▸ **What is being asked**: Below are some records. Say in a single number how many of their lines include the word "Resmi".

***** Data provided

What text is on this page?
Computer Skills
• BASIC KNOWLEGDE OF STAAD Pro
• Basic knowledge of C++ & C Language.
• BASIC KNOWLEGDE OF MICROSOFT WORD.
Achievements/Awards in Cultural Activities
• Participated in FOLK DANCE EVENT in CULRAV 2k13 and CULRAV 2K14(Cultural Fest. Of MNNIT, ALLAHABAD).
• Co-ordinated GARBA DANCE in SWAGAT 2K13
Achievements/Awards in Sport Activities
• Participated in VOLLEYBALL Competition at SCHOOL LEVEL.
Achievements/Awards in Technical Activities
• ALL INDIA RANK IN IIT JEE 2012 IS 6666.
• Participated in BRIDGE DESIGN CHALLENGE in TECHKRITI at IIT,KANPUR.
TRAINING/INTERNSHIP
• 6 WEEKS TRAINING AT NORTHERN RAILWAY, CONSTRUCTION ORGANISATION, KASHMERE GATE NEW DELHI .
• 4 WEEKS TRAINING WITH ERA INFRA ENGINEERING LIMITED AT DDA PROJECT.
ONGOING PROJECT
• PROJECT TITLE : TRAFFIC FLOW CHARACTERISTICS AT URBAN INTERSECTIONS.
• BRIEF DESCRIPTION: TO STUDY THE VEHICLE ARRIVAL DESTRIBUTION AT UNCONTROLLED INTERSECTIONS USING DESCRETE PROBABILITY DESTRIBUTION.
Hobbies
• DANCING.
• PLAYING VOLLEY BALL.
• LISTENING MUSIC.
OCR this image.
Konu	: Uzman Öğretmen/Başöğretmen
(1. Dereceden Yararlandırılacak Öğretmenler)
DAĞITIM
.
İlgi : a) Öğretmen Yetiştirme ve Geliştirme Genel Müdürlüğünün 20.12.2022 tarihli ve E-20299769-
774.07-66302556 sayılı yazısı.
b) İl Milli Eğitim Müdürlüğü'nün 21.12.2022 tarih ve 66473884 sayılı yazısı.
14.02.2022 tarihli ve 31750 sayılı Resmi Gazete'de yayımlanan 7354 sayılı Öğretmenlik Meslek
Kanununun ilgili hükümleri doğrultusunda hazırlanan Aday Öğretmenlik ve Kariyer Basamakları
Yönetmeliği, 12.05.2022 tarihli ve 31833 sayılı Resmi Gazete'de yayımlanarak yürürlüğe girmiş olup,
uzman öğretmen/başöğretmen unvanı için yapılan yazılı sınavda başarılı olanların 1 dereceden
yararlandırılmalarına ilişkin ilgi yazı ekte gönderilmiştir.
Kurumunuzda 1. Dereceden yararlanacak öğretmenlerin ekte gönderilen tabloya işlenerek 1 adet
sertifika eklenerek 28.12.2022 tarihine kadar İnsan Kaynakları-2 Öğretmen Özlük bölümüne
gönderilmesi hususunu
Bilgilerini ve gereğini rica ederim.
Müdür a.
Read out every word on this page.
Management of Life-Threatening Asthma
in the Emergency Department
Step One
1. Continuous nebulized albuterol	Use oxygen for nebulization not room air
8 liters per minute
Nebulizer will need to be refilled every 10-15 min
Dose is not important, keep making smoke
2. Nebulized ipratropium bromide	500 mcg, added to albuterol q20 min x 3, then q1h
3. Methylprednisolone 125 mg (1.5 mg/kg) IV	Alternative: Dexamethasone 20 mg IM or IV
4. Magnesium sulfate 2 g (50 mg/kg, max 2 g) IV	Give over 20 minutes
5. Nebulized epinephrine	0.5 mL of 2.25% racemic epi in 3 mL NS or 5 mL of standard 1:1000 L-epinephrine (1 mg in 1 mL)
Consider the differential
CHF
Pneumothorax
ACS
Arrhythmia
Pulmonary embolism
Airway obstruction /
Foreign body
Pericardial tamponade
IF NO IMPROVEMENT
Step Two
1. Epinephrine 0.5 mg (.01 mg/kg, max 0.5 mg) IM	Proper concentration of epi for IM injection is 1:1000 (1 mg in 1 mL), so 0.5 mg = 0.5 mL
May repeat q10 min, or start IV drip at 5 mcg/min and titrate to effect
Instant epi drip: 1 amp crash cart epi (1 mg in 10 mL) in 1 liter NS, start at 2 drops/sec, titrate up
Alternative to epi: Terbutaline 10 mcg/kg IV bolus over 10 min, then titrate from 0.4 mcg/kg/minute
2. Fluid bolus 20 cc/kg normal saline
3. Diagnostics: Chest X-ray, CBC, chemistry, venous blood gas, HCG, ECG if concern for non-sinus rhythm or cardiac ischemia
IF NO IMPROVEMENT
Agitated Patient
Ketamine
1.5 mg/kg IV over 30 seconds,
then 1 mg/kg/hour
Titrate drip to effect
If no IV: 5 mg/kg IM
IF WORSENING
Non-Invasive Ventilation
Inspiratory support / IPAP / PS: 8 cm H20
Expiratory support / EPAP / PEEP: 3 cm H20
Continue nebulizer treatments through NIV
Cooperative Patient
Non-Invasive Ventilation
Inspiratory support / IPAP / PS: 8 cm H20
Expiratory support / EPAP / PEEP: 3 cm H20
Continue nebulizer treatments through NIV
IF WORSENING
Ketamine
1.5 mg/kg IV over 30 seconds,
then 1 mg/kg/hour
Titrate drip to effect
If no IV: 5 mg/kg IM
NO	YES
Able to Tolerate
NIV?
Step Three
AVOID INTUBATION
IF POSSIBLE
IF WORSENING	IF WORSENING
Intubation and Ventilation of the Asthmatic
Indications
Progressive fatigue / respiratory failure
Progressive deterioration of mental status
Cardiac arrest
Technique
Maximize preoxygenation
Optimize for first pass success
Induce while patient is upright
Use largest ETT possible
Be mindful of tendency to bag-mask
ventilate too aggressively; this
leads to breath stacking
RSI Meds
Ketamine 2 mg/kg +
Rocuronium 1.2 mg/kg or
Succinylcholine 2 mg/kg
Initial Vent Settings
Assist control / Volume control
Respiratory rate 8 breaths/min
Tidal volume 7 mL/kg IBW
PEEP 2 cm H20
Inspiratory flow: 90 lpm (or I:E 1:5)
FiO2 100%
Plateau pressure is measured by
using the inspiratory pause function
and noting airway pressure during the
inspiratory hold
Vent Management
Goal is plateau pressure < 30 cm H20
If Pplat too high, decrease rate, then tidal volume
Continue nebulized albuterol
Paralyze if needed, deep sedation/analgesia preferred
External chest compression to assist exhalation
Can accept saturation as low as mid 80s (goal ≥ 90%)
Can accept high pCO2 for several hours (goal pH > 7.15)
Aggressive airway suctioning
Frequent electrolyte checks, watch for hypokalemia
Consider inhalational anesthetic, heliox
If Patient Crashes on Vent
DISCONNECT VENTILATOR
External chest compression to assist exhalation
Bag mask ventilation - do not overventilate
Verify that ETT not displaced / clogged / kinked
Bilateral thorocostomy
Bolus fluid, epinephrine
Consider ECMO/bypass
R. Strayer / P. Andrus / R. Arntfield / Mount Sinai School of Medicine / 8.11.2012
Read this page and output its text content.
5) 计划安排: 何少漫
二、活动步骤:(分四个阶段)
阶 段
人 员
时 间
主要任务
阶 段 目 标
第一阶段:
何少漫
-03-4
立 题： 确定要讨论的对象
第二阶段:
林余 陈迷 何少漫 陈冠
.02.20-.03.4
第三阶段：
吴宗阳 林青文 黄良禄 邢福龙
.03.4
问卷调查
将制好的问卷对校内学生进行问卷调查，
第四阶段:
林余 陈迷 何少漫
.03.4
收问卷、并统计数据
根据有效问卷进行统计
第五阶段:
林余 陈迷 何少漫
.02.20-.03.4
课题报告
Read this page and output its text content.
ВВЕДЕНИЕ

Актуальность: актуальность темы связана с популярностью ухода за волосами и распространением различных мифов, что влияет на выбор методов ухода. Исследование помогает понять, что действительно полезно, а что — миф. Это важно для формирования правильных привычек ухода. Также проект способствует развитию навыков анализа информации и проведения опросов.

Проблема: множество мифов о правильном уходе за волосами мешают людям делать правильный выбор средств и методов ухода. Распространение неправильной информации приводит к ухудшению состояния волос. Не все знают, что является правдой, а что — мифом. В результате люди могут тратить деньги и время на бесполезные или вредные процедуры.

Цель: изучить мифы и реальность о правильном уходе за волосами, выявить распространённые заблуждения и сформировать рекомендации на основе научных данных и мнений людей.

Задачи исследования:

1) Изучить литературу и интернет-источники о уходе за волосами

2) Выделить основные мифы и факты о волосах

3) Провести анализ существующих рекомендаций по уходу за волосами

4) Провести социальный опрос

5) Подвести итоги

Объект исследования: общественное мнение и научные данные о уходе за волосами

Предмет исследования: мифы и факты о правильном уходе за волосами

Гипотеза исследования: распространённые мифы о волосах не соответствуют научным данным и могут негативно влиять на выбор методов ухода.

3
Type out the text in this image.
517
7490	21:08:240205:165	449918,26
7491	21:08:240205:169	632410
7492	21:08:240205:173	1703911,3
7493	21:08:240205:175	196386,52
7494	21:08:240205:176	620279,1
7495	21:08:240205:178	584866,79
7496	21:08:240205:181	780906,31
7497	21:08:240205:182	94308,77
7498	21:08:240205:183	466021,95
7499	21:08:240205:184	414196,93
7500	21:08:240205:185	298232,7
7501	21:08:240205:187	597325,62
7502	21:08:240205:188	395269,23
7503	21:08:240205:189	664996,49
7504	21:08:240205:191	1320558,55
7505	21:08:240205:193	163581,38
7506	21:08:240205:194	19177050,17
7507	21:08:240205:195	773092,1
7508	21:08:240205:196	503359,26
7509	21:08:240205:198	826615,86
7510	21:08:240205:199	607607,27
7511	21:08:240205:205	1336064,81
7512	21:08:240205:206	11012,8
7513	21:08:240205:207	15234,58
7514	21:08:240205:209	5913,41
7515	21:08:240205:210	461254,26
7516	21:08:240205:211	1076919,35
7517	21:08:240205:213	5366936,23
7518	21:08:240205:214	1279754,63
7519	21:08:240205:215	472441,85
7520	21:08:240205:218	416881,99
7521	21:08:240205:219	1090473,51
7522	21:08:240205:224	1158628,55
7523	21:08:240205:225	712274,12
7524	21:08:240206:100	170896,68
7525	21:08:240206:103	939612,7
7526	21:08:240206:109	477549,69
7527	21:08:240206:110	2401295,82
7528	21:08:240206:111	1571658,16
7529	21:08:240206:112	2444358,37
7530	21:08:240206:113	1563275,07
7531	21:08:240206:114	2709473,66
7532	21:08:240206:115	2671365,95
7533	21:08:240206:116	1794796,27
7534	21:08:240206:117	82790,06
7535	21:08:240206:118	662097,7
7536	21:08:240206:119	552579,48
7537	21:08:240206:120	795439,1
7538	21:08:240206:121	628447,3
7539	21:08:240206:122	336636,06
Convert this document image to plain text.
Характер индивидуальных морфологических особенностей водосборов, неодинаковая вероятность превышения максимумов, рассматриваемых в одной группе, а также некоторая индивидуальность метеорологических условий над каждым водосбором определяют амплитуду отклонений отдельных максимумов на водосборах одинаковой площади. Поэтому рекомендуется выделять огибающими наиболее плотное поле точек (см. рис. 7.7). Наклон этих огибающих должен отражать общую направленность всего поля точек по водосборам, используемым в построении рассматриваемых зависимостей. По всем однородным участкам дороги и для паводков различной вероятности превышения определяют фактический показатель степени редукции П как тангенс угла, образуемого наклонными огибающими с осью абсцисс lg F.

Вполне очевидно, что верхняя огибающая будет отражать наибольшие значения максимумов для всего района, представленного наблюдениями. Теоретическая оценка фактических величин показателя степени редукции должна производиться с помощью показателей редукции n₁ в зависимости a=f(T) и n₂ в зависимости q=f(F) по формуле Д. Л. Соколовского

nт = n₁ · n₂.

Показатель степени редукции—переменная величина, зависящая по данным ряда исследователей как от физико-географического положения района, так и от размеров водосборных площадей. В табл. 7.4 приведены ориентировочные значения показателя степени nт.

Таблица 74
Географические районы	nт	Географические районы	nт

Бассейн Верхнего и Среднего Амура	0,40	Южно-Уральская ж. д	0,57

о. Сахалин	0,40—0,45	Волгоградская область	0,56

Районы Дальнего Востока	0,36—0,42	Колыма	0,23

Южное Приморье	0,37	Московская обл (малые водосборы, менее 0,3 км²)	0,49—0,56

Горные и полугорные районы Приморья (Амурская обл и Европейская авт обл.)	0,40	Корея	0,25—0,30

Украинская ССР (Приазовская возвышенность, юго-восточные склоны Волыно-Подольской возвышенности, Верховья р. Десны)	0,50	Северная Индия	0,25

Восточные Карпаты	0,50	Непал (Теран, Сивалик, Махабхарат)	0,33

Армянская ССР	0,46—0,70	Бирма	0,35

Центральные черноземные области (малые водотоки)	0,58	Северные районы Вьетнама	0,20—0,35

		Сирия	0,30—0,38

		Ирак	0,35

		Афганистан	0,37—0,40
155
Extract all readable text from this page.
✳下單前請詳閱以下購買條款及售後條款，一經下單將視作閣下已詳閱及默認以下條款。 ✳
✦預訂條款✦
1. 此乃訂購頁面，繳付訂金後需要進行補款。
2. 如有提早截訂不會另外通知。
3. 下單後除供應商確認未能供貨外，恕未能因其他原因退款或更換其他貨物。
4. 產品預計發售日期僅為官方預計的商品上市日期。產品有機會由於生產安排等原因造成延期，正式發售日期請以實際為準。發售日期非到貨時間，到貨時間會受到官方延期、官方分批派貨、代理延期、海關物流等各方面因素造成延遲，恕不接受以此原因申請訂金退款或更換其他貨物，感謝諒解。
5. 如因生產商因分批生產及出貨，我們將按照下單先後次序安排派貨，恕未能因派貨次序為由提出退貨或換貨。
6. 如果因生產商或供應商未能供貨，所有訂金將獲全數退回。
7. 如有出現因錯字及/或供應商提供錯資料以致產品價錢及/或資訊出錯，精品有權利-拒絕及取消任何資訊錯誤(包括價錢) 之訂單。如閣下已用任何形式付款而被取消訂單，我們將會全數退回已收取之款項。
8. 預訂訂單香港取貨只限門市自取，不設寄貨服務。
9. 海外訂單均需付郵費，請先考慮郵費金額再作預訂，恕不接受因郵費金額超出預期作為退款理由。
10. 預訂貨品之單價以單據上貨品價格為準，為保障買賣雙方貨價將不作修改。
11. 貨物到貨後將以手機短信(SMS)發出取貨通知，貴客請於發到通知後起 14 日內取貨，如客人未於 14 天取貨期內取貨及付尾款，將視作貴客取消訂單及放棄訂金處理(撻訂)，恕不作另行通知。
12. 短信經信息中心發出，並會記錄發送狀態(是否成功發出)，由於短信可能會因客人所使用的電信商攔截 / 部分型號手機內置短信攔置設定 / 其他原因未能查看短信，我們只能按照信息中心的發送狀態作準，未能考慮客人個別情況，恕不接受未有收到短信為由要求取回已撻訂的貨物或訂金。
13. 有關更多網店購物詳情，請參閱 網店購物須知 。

**********

▸ **Completed task**: 2